- _PROBLEM STATEMENT_
Which of the lines below include the word "Cancer"? Pull each one out.

──────────────────────────────

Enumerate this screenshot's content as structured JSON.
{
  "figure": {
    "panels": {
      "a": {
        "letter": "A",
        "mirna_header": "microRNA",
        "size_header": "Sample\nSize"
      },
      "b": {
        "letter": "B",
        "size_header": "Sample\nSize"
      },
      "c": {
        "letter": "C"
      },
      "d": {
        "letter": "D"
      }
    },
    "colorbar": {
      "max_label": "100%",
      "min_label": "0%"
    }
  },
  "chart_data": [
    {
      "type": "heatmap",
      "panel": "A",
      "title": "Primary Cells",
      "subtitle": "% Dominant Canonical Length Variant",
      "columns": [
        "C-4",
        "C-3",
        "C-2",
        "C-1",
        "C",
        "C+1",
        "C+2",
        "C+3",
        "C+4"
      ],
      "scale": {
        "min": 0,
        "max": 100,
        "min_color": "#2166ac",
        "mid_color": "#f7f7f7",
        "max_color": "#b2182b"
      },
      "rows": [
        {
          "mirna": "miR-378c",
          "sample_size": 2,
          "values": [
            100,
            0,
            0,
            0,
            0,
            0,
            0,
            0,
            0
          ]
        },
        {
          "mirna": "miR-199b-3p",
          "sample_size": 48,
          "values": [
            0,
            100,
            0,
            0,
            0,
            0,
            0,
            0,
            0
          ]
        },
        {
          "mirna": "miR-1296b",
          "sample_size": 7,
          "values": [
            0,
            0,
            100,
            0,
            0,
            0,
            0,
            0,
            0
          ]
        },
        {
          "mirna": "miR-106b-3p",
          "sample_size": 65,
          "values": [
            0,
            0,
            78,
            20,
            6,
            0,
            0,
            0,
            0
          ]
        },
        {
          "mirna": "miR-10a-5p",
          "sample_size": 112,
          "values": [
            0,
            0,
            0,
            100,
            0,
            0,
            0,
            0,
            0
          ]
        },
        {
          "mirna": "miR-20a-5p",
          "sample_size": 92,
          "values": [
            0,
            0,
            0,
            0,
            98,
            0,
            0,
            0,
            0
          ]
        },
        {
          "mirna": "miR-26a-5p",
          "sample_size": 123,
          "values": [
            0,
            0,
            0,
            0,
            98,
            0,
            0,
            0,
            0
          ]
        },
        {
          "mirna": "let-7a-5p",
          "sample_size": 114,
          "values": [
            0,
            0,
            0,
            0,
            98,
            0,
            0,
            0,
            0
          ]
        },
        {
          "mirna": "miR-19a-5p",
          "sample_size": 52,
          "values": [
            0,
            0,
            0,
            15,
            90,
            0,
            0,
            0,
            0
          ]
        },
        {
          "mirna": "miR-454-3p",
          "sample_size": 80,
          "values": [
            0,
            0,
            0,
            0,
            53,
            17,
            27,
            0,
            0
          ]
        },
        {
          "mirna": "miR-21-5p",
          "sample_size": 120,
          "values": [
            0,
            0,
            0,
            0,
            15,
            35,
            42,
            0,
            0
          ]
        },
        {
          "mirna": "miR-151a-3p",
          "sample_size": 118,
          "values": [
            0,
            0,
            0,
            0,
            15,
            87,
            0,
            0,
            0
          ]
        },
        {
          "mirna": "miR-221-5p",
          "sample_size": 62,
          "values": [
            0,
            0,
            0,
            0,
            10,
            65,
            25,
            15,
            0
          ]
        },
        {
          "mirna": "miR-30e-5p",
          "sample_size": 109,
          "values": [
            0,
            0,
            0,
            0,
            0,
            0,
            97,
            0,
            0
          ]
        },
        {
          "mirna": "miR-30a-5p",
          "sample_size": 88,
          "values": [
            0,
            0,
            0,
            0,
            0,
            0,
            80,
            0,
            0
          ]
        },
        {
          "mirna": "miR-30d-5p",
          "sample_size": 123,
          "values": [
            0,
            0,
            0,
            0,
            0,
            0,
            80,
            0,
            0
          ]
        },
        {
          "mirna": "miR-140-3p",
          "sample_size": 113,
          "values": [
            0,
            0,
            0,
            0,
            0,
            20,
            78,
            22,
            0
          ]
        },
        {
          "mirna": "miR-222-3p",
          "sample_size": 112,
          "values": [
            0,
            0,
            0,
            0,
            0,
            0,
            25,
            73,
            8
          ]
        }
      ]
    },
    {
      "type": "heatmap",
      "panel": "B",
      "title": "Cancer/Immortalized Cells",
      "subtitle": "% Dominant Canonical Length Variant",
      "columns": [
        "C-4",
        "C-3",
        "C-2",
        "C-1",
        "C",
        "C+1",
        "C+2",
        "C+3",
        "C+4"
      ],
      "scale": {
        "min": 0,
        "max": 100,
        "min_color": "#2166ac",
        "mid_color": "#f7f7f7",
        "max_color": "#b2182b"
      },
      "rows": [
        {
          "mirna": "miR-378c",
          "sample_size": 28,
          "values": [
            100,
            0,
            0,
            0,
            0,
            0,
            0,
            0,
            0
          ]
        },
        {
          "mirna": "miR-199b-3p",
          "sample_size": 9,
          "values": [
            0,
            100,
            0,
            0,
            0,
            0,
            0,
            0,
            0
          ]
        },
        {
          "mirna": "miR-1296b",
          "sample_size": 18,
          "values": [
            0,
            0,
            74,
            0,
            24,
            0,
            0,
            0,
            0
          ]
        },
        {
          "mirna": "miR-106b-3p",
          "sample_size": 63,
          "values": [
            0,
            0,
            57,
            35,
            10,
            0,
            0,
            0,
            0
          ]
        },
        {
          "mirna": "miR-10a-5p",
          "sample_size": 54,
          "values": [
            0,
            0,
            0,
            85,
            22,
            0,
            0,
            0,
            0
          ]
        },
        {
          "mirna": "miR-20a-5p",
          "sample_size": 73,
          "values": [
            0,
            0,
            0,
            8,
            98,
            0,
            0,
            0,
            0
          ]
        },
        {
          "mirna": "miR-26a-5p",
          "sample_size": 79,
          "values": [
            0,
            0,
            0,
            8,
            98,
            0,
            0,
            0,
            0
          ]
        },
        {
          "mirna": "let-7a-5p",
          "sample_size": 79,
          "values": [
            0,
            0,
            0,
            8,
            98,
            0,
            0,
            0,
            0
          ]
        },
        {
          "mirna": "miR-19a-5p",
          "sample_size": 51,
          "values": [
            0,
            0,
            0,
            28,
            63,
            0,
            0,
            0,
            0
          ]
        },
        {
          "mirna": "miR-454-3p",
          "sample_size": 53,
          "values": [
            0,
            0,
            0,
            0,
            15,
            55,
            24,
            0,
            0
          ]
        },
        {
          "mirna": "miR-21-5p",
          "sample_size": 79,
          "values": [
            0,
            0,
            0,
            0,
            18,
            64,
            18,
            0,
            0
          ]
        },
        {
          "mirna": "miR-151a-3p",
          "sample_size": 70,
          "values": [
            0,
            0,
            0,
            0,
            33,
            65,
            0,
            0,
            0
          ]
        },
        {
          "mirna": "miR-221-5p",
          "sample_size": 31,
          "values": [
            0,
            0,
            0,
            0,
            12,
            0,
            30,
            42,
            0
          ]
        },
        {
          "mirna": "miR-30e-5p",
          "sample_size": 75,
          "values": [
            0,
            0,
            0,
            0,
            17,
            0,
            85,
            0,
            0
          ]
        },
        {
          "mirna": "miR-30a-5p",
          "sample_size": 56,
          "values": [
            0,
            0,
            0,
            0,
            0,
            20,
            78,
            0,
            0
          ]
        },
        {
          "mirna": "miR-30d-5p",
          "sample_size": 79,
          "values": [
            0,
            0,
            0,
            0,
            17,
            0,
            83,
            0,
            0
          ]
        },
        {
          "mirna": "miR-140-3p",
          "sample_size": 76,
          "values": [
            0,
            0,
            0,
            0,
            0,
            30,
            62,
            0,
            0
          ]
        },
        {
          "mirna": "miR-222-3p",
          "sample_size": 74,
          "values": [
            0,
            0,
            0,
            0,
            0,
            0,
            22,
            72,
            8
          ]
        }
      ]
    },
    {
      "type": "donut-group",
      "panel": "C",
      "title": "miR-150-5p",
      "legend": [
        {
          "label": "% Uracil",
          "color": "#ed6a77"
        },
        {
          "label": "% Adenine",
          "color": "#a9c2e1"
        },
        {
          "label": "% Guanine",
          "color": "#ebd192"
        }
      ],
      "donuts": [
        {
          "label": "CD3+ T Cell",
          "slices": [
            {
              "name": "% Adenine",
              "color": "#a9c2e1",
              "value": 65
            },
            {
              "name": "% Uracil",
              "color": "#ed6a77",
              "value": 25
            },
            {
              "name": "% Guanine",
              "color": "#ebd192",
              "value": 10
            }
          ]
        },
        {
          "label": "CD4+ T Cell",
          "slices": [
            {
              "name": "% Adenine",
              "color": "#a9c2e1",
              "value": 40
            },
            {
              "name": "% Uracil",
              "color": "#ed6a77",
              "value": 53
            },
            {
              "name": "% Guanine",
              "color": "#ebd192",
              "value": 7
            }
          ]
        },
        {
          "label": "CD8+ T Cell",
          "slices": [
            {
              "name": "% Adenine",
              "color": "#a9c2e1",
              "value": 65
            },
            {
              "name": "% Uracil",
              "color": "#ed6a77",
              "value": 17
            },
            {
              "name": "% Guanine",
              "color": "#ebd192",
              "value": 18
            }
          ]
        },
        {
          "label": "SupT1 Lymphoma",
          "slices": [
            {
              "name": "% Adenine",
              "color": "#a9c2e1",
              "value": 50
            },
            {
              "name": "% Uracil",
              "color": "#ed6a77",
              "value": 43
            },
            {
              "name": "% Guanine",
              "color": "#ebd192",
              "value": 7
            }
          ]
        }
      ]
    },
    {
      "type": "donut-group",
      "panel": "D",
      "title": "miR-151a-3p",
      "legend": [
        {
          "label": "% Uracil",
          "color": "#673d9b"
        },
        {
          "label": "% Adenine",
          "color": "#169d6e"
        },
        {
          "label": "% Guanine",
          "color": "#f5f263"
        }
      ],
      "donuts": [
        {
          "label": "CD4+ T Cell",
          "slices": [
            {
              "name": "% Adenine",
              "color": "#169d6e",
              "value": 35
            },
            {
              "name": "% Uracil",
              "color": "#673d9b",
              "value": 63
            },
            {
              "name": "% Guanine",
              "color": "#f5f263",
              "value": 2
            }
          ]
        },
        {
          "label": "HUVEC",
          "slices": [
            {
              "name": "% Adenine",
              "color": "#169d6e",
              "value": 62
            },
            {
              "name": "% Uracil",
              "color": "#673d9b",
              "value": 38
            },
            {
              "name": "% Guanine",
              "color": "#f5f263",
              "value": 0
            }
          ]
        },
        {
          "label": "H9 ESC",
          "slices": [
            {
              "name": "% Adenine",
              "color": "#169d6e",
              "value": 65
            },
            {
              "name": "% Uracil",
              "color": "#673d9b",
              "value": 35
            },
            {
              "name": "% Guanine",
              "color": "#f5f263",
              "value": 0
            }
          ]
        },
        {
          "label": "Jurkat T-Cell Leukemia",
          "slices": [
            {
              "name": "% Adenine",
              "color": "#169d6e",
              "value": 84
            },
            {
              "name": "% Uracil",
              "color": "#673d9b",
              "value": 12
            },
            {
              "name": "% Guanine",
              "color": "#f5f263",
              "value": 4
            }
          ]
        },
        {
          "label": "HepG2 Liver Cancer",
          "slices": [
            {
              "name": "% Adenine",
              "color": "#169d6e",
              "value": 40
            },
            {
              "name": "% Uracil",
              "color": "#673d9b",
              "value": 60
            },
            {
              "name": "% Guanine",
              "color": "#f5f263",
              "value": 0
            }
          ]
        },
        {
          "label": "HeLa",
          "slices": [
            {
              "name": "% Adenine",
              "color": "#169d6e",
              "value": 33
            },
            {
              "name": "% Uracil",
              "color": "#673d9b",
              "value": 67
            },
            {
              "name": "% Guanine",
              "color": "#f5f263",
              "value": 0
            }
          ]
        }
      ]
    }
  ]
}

──────────────────────────────

- _TASK SOLUTION_
      "title": "Cancer/Immortalized Cells",
          "label": "HepG2 Liver Cancer",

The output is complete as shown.